[Opening DATA PROVIDED section]

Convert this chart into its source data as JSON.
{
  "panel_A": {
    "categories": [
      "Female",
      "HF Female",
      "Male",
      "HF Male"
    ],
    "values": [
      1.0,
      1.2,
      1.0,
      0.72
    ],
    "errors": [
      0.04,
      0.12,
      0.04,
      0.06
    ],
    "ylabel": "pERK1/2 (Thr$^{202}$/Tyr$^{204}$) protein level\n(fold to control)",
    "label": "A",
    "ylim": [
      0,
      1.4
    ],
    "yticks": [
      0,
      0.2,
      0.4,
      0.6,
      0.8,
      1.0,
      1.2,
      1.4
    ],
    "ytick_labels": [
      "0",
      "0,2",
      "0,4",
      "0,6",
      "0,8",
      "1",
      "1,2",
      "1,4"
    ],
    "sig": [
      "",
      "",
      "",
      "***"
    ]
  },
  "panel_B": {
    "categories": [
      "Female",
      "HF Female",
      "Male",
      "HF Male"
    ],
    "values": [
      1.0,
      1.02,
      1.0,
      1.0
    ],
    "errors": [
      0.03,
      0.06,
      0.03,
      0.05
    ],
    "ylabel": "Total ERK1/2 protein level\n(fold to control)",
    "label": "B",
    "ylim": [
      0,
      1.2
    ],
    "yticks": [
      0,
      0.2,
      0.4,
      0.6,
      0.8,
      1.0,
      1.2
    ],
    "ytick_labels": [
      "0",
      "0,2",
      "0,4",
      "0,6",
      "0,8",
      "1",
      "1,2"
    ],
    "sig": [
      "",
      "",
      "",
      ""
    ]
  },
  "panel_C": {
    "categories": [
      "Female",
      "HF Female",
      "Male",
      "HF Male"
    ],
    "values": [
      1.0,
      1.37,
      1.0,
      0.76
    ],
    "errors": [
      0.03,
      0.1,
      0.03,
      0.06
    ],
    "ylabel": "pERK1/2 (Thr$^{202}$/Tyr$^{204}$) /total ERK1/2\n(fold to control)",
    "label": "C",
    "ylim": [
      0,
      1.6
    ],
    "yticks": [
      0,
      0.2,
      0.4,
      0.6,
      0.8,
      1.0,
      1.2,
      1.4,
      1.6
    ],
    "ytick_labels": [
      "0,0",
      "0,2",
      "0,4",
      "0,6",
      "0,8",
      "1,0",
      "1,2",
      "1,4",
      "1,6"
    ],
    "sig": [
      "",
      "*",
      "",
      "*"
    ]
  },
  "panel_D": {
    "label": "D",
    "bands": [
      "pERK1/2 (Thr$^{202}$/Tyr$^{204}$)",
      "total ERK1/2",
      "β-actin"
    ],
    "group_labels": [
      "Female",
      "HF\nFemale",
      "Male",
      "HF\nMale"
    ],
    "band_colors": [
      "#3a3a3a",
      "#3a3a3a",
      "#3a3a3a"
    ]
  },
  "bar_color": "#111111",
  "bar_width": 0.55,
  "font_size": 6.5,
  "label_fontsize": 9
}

[Closing DATA PROVIDED section]

**ACTION ITEM:** Restate every entry above word for word.

**YOUR SOLUTION:**
Convert this chart into its source data as JSON.
{
  "panel_A": {
    "categories": [
      "Female",
      "HF Female",
      "Male",
      "HF Male"
    ],
    "values": [
      1.0,
      1.2,
      1.0,
      0.72
    ],
    "errors": [
      0.04,
      0.12,
      0.04,
      0.06
    ],
    "ylabel": "pERK1/2 (Thr$^{202}$/Tyr$^{204}$) protein level\n(fold to control)",
    "label": "A",
    "ylim": [
      0,
      1.4
    ],
    "yticks": [
      0,
      0.2,
      0.4,
      0.6,
      0.8,
      1.0,
      1.2,
      1.4
    ],
    "ytick_labels": [
      "0",
      "0,2",
      "0,4",
      "0,6",
      "0,8",
      "1",
      "1,2",
      "1,4"
    ],
    "sig": [
      "",
      "",
      "",
      "***"
    ]
  },
  "panel_B": {
    "categories": [
      "Female",
      "HF Female",
      "Male",
      "HF Male"
    ],
    "values": [
      1.0,
      1.02,
      1.0,
      1.0
    ],
    "errors": [
      0.03,
      0.06,
      0.03,
      0.05
    ],
    "ylabel": "Total ERK1/2 protein level\n(fold to control)",
    "label": "B",
    "ylim": [
      0,
      1.2
    ],
    "yticks": [
      0,
      0.2,
      0.4,
      0.6,
      0.8,
      1.0,
      1.2
    ],
    "ytick_labels": [
      "0",
      "0,2",
      "0,4",
      "0,6",
      "0,8",
      "1",
      "1,2"
    ],
    "sig": [
      "",
      "",
      "",
      ""
    ]
  },
  "panel_C": {
    "categories": [
      "Female",
      "HF Female",
      "Male",
      "HF Male"
    ],
    "values": [
      1.0,
      1.37,
      1.0,
      0.76
    ],
    "errors": [
      0.03,
      0.1,
      0.03,
      0.06
    ],
    "ylabel": "pERK1/2 (Thr$^{202}$/Tyr$^{204}$) /total ERK1/2\n(fold to control)",
    "label": "C",
    "ylim": [
      0,
      1.6
    ],
    "yticks": [
      0,
      0.2,
      0.4,
      0.6,
      0.8,
      1.0,
      1.2,
      1.4,
      1.6
    ],
    "ytick_labels": [
      "0,0",
      "0,2",
      "0,4",
      "0,6",
      "0,8",
      "1,0",
      "1,2",
      "1,4",
      "1,6"
    ],
    "sig": [
      "",
      "*",
      "",
      "*"
    ]
  },
  "panel_D": {
    "label": "D",
    "bands": [
      "pERK1/2 (Thr$^{202}$/Tyr$^{204}$)",
      "total ERK1/2",
      "β-actin"
    ],
    "group_labels": [
      "Female",
      "HF\nFemale",
      "Male",
      "HF\nMale"
    ],
    "band_colors": [
      "#3a3a3a",
      "#3a3a3a",
      "#3a3a3a"
    ]
  },
  "bar_color": "#111111",
  "bar_width": 0.55,
  "font_size": 6.5,
  "label_fontsize": 9
}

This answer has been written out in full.